Box coordinate listings:
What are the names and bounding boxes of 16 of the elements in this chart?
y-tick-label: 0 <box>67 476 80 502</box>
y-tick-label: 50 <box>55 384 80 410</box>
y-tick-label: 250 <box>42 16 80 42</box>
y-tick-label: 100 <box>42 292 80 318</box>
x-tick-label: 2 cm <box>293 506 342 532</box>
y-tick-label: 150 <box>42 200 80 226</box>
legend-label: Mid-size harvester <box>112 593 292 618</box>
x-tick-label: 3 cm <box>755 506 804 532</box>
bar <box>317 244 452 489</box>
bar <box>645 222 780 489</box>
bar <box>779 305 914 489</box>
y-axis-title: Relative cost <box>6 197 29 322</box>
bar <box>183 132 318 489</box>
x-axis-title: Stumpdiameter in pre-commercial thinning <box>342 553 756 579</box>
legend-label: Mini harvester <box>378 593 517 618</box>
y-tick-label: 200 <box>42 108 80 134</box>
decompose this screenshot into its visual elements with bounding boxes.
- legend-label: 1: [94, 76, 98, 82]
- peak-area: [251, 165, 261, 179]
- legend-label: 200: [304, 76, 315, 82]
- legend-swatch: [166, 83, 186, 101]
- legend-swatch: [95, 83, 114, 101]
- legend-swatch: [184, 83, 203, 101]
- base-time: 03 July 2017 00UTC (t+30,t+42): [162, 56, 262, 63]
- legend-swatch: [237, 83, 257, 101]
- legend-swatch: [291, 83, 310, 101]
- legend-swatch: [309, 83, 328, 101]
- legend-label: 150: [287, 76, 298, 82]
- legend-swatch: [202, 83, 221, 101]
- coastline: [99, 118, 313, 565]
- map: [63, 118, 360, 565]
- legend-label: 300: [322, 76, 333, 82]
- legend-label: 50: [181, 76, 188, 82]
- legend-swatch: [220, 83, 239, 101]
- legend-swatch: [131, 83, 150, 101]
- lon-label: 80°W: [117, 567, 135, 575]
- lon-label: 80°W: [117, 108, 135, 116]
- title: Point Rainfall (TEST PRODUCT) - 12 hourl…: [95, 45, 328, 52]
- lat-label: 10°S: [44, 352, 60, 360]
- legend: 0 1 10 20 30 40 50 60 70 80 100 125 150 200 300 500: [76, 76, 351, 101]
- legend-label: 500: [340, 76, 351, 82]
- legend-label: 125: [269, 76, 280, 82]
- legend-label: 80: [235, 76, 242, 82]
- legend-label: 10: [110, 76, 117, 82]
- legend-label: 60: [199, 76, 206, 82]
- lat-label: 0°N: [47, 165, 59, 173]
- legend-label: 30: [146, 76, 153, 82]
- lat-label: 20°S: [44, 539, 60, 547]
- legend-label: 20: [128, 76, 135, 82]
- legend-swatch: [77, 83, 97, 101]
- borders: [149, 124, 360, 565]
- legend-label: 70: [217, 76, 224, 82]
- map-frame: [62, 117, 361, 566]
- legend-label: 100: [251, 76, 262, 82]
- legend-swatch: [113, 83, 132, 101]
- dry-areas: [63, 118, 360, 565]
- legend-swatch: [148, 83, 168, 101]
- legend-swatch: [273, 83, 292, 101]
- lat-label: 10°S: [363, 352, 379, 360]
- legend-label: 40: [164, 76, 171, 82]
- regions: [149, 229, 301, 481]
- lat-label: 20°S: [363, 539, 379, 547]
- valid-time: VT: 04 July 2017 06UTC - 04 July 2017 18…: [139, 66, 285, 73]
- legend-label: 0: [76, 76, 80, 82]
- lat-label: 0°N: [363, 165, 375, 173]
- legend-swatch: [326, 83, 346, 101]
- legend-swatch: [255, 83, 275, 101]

# [Goal of the exercise]
Lay out all of the lines above as a numbered list, omitting any blank lines.

# [Response]
1. What are the names and bounding boxes of 16 of the elements in this chart?
2. y-tick-label: 0 <box>67 476 80 502</box>
3. y-tick-label: 50 <box>55 384 80 410</box>
4. y-tick-label: 250 <box>42 16 80 42</box>
5. y-tick-label: 100 <box>42 292 80 318</box>
6. x-tick-label: 2 cm <box>293 506 342 532</box>
7. y-tick-label: 150 <box>42 200 80 226</box>
8. legend-label: Mid-size harvester <box>112 593 292 618</box>
9. x-tick-label: 3 cm <box>755 506 804 532</box>
10. bar <box>317 244 452 489</box>
11. bar <box>645 222 780 489</box>
12. bar <box>779 305 914 489</box>
13. y-axis-title: Relative cost <box>6 197 29 322</box>
14. bar <box>183 132 318 489</box>
15. x-axis-title: Stumpdiameter in pre-commercial thinning <box>342 553 756 579</box>
16. legend-label: Mini harvester <box>378 593 517 618</box>
17. y-tick-label: 200 <box>42 108 80 134</box>
18. decompose this screenshot into its visual elements with bounding boxes.
19. - legend-label: 1: [94, 76, 98, 82]
20. - peak-area: [251, 165, 261, 179]
21. - legend-label: 200: [304, 76, 315, 82]
22. - legend-swatch: [166, 83, 186, 101]
23. - legend-swatch: [95, 83, 114, 101]
24. - legend-swatch: [184, 83, 203, 101]
25. - base-time: 03 July 2017 00UTC (t+30,t+42): [162, 56, 262, 63]
26. - legend-swatch: [237, 83, 257, 101]
27. - legend-swatch: [291, 83, 310, 101]
28. - legend-swatch: [309, 83, 328, 101]
29. - legend-label: 150: [287, 76, 298, 82]
30. - legend-swatch: [202, 83, 221, 101]
31. - coastline: [99, 118, 313, 565]
32. - map: [63, 118, 360, 565]
33. - legend-label: 300: [322, 76, 333, 82]
34. - legend-label: 50: [181, 76, 188, 82]
35. - legend-swatch: [220, 83, 239, 101]
36. - legend-swatch: [131, 83, 150, 101]
37. - lon-label: 80°W: [117, 567, 135, 575]
38. - lon-label: 80°W: [117, 108, 135, 116]
39. - title: Point Rainfall (TEST PRODUCT) - 12 hourl…: [95, 45, 328, 52]
40. - lat-label: 10°S: [44, 352, 60, 360]
41. - legend: 0 1 10 20 30 40 50 60 70 80 100 125 150 200 300 500: [76, 76, 351, 101]
42. - legend-label: 500: [340, 76, 351, 82]
43. - legend-label: 125: [269, 76, 280, 82]
44. - legend-label: 80: [235, 76, 242, 82]
45. - legend-label: 10: [110, 76, 117, 82]
46. - legend-label: 60: [199, 76, 206, 82]
47. - lat-label: 0°N: [47, 165, 59, 173]
48. - legend-label: 30: [146, 76, 153, 82]
49. - lat-label: 20°S: [44, 539, 60, 547]
50. - legend-label: 20: [128, 76, 135, 82]
51. - legend-swatch: [77, 83, 97, 101]
52. - borders: [149, 124, 360, 565]
53. - legend-label: 70: [217, 76, 224, 82]
54. - map-frame: [62, 117, 361, 566]
55. - legend-label: 100: [251, 76, 262, 82]
56. - legend-swatch: [113, 83, 132, 101]
57. - dry-areas: [63, 118, 360, 565]
58. - legend-swatch: [148, 83, 168, 101]
59. - legend-swatch: [273, 83, 292, 101]
60. - lat-label: 10°S: [363, 352, 379, 360]
61. - legend-label: 40: [164, 76, 171, 82]
62. - regions: [149, 229, 301, 481]
63. - lat-label: 20°S: [363, 539, 379, 547]
64. - valid-time: VT: 04 July 2017 06UTC - 04 July 2017 18…: [139, 66, 285, 73]
65. - legend-label: 0: [76, 76, 80, 82]
66. - lat-label: 0°N: [363, 165, 375, 173]
67. - legend-swatch: [326, 83, 346, 101]
68. - legend-swatch: [255, 83, 275, 101]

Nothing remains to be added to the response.